TEXT SECTION
* begin *
For example, cryptographic operations in the Secure Socket Layer
(SSL) protocol slow downloading files from servers from about 10 to
about 100 times. The SSL operations also penalize performance for
web servers anywhere from a factor of about 3.4 to as much as a
factor of nine. Generally, whenever a data message crosses a
security boundary, the message is encrypted and later decrypted.
These operations give rise to the performance penalty.
[0006] One prior attempt at alleviating the cost of using
cryptographic protocols included adding separate specialized
hardware to provide support for security. The extra dedicated
hardware allowed applications to use more CPU cycles. However,
dedicated hardware is expensive and using it requires extensive
changes to the existing systems. In addition, using external
hardware devices for cryptographic functions adds marshalling and
unmarshalling overhead (caused by packaging and unpackaging data)
as well as device latency.
[0007] Another prior attempt at alleviating the cost of using
cryptographic protocols was to add CPUs to handle cryptographic
operations. However, the additional CPUs are better utilized for
the core computational logic of applications in order to improve
their response times and availability. In addition, most computers
have limitations on the number of CPUs that can be installed on
their motherboards. Furthermore, CPUs tend to be expensive
resources that are designed for general-purpose computations rather
than specific application to cryptographic computations. This may
result in underutilization of the CPUs and an unfavorable
cost-benefit outcome.
[0008] Therefore, a need exists to address the problems noted above
and others previously experienced.
SUMMARY
[0009] A system for securing multithreaded server applications
improves the availability of a CPU for executing core applications.
The system improves the performance of multithreaded server
applications by providing offloading, batching, and scheduling
mechanisms for efficiently executing processing tasks needed by the
applications on a GPU. As a result, the system helps to reduce the
overhead associated with cooperative processing between the CPU and
the GPU, with the result that the CPU may instead spend more cycles
executing the application logic.
[0010] Other systems, methods, features and advantages will be, or
will become, apparent to one with skill in the art upon examination
of the following figures and detailed description. It is intended
that all such additional systems, methods, features and advantages
be included within this description, be within the scope of the
invention, and be protected by the following claims.
BRIEF DESCRIPTION OF THE DRAWINGS
[0011] The system may be better understood with reference to the
following drawings and description. The components in the figures
are not necessarily to scale, emphasis instead being placed upon
illustrating the principles of the invention. Moreover, in the
figures, like referenced numerals designate corresponding parts
throughout the different views.
* end *
WRITTEN REQUEST 1
Please transcribe the passage on cryptographic offloading, starting at the words "These operations give" and ending after "as device latency.".
WRITTEN REQUEST 2
According to the passage on cryptographic offloading, by what factor can SSL operations penalize web server performance?

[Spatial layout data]
* begin *
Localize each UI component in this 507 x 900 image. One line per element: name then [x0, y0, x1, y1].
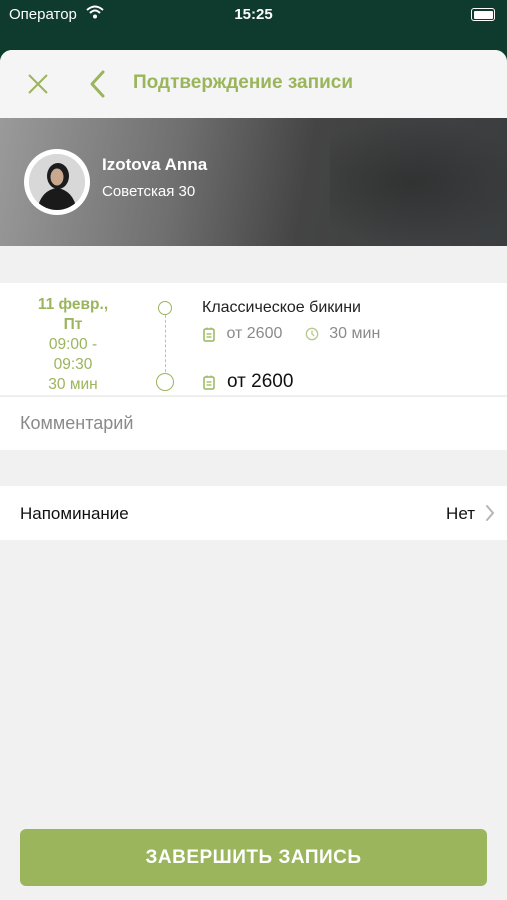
timeline-node — [158, 301, 172, 315]
close-icon[interactable] — [24, 70, 52, 98]
timeline-connector — [165, 305, 166, 377]
price-tag-icon — [203, 375, 215, 390]
specialist-name: Izotova Anna — [102, 155, 208, 174]
service-meta: от 2600 30 мин — [202, 325, 380, 345]
appointment-day: Пт — [63, 316, 83, 333]
reminder-row[interactable]: Напоминание Нет — [0, 486, 507, 540]
comment-row — [0, 396, 507, 450]
appointment-time-start: 09:00 - — [48, 336, 98, 353]
specialist-address: Советская 30 — [102, 183, 196, 200]
status-bar: Оператор 15:25 — [0, 0, 507, 32]
timeline-node-total — [156, 373, 174, 391]
submit-booking-button[interactable]: ЗАВЕРШИТЬ ЗАПИСЬ — [20, 829, 487, 886]
confirmation-sheet: Подтверждение записи Izotova Anna Советс… — [0, 50, 507, 900]
page-title: Подтверждение записи — [133, 72, 353, 93]
comment-input[interactable] — [20, 397, 490, 450]
service-name: Классическое бикини — [202, 299, 361, 316]
clock-icon — [305, 327, 319, 341]
battery-icon — [471, 8, 495, 21]
person-photo-icon — [29, 154, 85, 210]
service-price: от 2600 — [226, 325, 283, 342]
reminder-label: Напоминание — [20, 504, 129, 523]
clock-time: 15:25 — [234, 6, 273, 23]
appointment-date: 11 февр., — [37, 296, 109, 313]
total-price: от 2600 — [227, 371, 294, 392]
service-card: 11 февр., Пт 09:00 - 09:30 30 мин Класси… — [0, 283, 507, 395]
nav-bar: Подтверждение записи — [0, 50, 507, 118]
price-tag-icon — [203, 327, 215, 342]
specialist-header: Izotova Anna Советская 30 — [0, 118, 507, 246]
reminder-value: Нет — [446, 504, 475, 523]
appointment-time-end: 09:30 — [53, 356, 93, 373]
avatar — [24, 149, 90, 215]
chevron-left-icon[interactable] — [86, 68, 108, 100]
chevron-right-icon — [486, 505, 495, 521]
appointment-duration: 30 мин — [48, 376, 98, 393]
appointment-datetime: 11 февр., Пт 09:00 - 09:30 30 мин — [20, 295, 126, 395]
service-duration: 30 мин — [329, 325, 381, 342]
* end *
FULL SOLUTION 1
These operations give rise to the performance penalty.
[0006] One prior attempt at alleviating the cost of using
cryptographic protocols included adding separate specialized
hardware to provide support for security. The extra dedicated
hardware allowed applications to use more CPU cycles. However,
dedicated hardware is expensive and using it requires extensive
changes to the existing systems. In addition, using external
hardware devices for cryptographic functions adds marshalling and
unmarshalling overhead (caused by packaging and unpackaging data)
as well as device latency.

FULL SOLUTION 2
Anywhere from a factor of about 3.4 to as much as a factor of nine.